TASK PROMPT:
Keep the pictures out of the copy and print all the entries below exactly.
# START OF ENTRIES SUPPLIED
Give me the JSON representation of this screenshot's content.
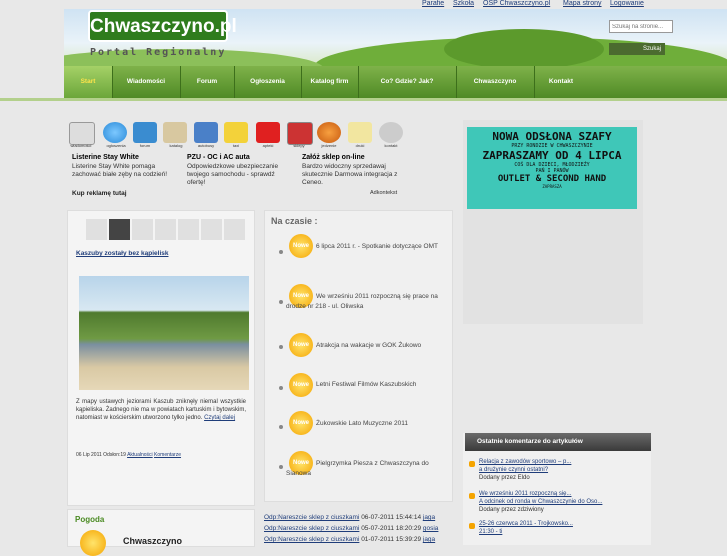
{
  "toplinks": [
    "Parafie",
    "Szkoła",
    "OSP Chwaszczyno.pl",
    "Mapa strony",
    "Logowanie"
  ],
  "logo": "Chwaszczyno.pl",
  "tagline": "Portal Regionalny",
  "search": {
    "placeholder": "Szukaj na stronie...",
    "button": "Szukaj"
  },
  "nav": [
    "Start",
    "Wiadomości",
    "Forum",
    "Ogłoszenia",
    "Katalog firm",
    "Co? Gdzie? Jak?",
    "Chwaszczyno",
    "Kontakt"
  ],
  "icons": [
    {
      "label": "wiadomości",
      "icon": "newspaper-icon"
    },
    {
      "label": "ogłoszenia",
      "icon": "speech-bubble-icon"
    },
    {
      "label": "forum",
      "icon": "chat-icon"
    },
    {
      "label": "katalog",
      "icon": "folder-icon"
    },
    {
      "label": "autobusy",
      "icon": "bus-icon"
    },
    {
      "label": "taxi",
      "icon": "taxi-icon"
    },
    {
      "label": "apteki",
      "icon": "pharmacy-icon"
    },
    {
      "label": "sklepy",
      "icon": "shop-icon"
    },
    {
      "label": "jedzenie",
      "icon": "food-icon"
    },
    {
      "label": "druki",
      "icon": "document-icon"
    },
    {
      "label": "kontakt",
      "icon": "contact-icon"
    }
  ],
  "ads": [
    {
      "title": "Listerine Stay White",
      "text": "Listerine Stay White pomaga zachować białe zęby na codzień!"
    },
    {
      "title": "PZU - OC i AC auta",
      "text": "Odpowiedzkowe ubezpieczanie twojego samochodu - sprawdź ofertę!"
    },
    {
      "title": "Załóż sklep on-line",
      "text": "Bardzo widoczny sprzedawaj skutecznie Darmowa integracja z Ceneo."
    }
  ],
  "ad_links": {
    "buy": "Kup reklamę tutaj",
    "provider": "Adkontekst"
  },
  "article": {
    "title": "Kaszuby zostały bez kąpielisk",
    "text": "Z mapy ustawych jeziorami Kaszub zniknęły niemal wszystkie kąpieliska. Żadnego nie ma w powiatach kartuskim i bytowskim, natomiast w kościerskim utworzono tylko jedno.",
    "more": "Czytaj dalej",
    "meta": "06 Lip 2011 Odsłon:19",
    "topics": "Aktualności",
    "comments": "Komentarze"
  },
  "weather": {
    "title": "Pogoda",
    "place": "Chwaszczyno"
  },
  "na_czasie": {
    "title": "Na czasie :",
    "badge": "Nowe",
    "items": [
      "6 lipca 2011 r. - Spotkanie dotyczące OMT",
      "We wrześniu 2011 rozpoczną się prace na drodze nr 218 - ul. Oliwska",
      "Atrakcja na wakacje w GOK Żukowo",
      "Letni Festiwal Filmów Kaszubskich",
      "Żukowskie Lato Muzyczne 2011",
      "Pielgrzymka Piesza z Chwaszczyna do Sianowa"
    ]
  },
  "forum_rows": [
    {
      "link": "Odp:Nareszcie sklep z ciuszkami",
      "date": "06-07-2011 15:44:14",
      "user": "jaga"
    },
    {
      "link": "Odp:Nareszcie sklep z ciuszkami",
      "date": "05-07-2011 18:20:29",
      "user": "gosia"
    },
    {
      "link": "Odp:Nareszcie sklep z ciuszkami",
      "date": "01-07-2011 15:39:29",
      "user": "jaga"
    }
  ],
  "banner": {
    "line1": "NOWA ODSŁONA SZAFY",
    "line2": "PRZY RONDZIE W CHWASZCZYNIE",
    "line3": "ZAPRASZAMY OD 4 LIPCA",
    "line4": "COŚ DLA DZIECI, MŁODZIEŻY",
    "line5": "PAŃ I PANÓW",
    "line6": "OUTLET & SECOND HAND",
    "line7": "ZAPRASZA"
  },
  "comments": {
    "title": "Ostatnie komentarze do artykułów",
    "items": [
      {
        "link": "Relacja z zawodów sportowo – p...",
        "sub": "a drużynie czynni ostatni?",
        "by": "Dodany przez Eldo"
      },
      {
        "link": "We wrześniu 2011 rozpoczną się...",
        "sub": "A odcinek od ronda w Chwaszczynie do Oso...",
        "by": "Dodany przez zdziwiony"
      },
      {
        "link": "25-26 czerwca 2011 - Trojkowsko...",
        "sub": "21:30 - ti",
        "by": ""
      }
    ]
  },
  "colors": {
    "nav_green": "#5a9630",
    "banner_teal": "#3fc7b8",
    "accent_orange": "#f5a400"
  }
}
# END OF ENTRIES SUPPLIED
ANSWER TO THE EXERCISE:
Give me the JSON representation of this screenshot's content.
{
  "toplinks": [
    "Parafie",
    "Szkoła",
    "OSP Chwaszczyno.pl",
    "Mapa strony",
    "Logowanie"
  ],
  "logo": "Chwaszczyno.pl",
  "tagline": "Portal Regionalny",
  "search": {
    "placeholder": "Szukaj na stronie...",
    "button": "Szukaj"
  },
  "nav": [
    "Start",
    "Wiadomości",
    "Forum",
    "Ogłoszenia",
    "Katalog firm",
    "Co? Gdzie? Jak?",
    "Chwaszczyno",
    "Kontakt"
  ],
  "icons": [
    {
      "label": "wiadomości",
      "icon": "newspaper-icon"
    },
    {
      "label": "ogłoszenia",
      "icon": "speech-bubble-icon"
    },
    {
      "label": "forum",
      "icon": "chat-icon"
    },
    {
      "label": "katalog",
      "icon": "folder-icon"
    },
    {
      "label": "autobusy",
      "icon": "bus-icon"
    },
    {
      "label": "taxi",
      "icon": "taxi-icon"
    },
    {
      "label": "apteki",
      "icon": "pharmacy-icon"
    },
    {
      "label": "sklepy",
      "icon": "shop-icon"
    },
    {
      "label": "jedzenie",
      "icon": "food-icon"
    },
    {
      "label": "druki",
      "icon": "document-icon"
    },
    {
      "label": "kontakt",
      "icon": "contact-icon"
    }
  ],
  "ads": [
    {
      "title": "Listerine Stay White",
      "text": "Listerine Stay White pomaga zachować białe zęby na codzień!"
    },
    {
      "title": "PZU - OC i AC auta",
      "text": "Odpowiedzkowe ubezpieczanie twojego samochodu - sprawdź ofertę!"
    },
    {
      "title": "Załóż sklep on-line",
      "text": "Bardzo widoczny sprzedawaj skutecznie Darmowa integracja z Ceneo."
    }
  ],
  "ad_links": {
    "buy": "Kup reklamę tutaj",
    "provider": "Adkontekst"
  },
  "article": {
    "title": "Kaszuby zostały bez kąpielisk",
    "text": "Z mapy ustawych jeziorami Kaszub zniknęły niemal wszystkie kąpieliska. Żadnego nie ma w powiatach kartuskim i bytowskim, natomiast w kościerskim utworzono tylko jedno.",
    "more": "Czytaj dalej",
    "meta": "06 Lip 2011 Odsłon:19",
    "topics": "Aktualności",
    "comments": "Komentarze"
  },
  "weather": {
    "title": "Pogoda",
    "place": "Chwaszczyno"
  },
  "na_czasie": {
    "title": "Na czasie :",
    "badge": "Nowe",
    "items": [
      "6 lipca 2011 r. - Spotkanie dotyczące OMT",
      "We wrześniu 2011 rozpoczną się prace na drodze nr 218 - ul. Oliwska",
      "Atrakcja na wakacje w GOK Żukowo",
      "Letni Festiwal Filmów Kaszubskich",
      "Żukowskie Lato Muzyczne 2011",
      "Pielgrzymka Piesza z Chwaszczyna do Sianowa"
    ]
  },
  "forum_rows": [
    {
      "link": "Odp:Nareszcie sklep z ciuszkami",
      "date": "06-07-2011 15:44:14",
      "user": "jaga"
    },
    {
      "link": "Odp:Nareszcie sklep z ciuszkami",
      "date": "05-07-2011 18:20:29",
      "user": "gosia"
    },
    {
      "link": "Odp:Nareszcie sklep z ciuszkami",
      "date": "01-07-2011 15:39:29",
      "user": "jaga"
    }
  ],
  "banner": {
    "line1": "NOWA ODSŁONA SZAFY",
    "line2": "PRZY RONDZIE W CHWASZCZYNIE",
    "line3": "ZAPRASZAMY OD 4 LIPCA",
    "line4": "COŚ DLA DZIECI, MŁODZIEŻY",
    "line5": "PAŃ I PANÓW",
    "line6": "OUTLET & SECOND HAND",
    "line7": "ZAPRASZA"
  },
  "comments": {
    "title": "Ostatnie komentarze do artykułów",
    "items": [
      {
        "link": "Relacja z zawodów sportowo – p...",
        "sub": "a drużynie czynni ostatni?",
        "by": "Dodany przez Eldo"
      },
      {
        "link": "We wrześniu 2011 rozpoczną się...",
        "sub": "A odcinek od ronda w Chwaszczynie do Oso...",
        "by": "Dodany przez zdziwiony"
      },
      {
        "link": "25-26 czerwca 2011 - Trojkowsko...",
        "sub": "21:30 - ti",
        "by": ""
      }
    ]
  },
  "colors": {
    "nav_green": "#5a9630",
    "banner_teal": "#3fc7b8",
    "accent_orange": "#f5a400"
  }
}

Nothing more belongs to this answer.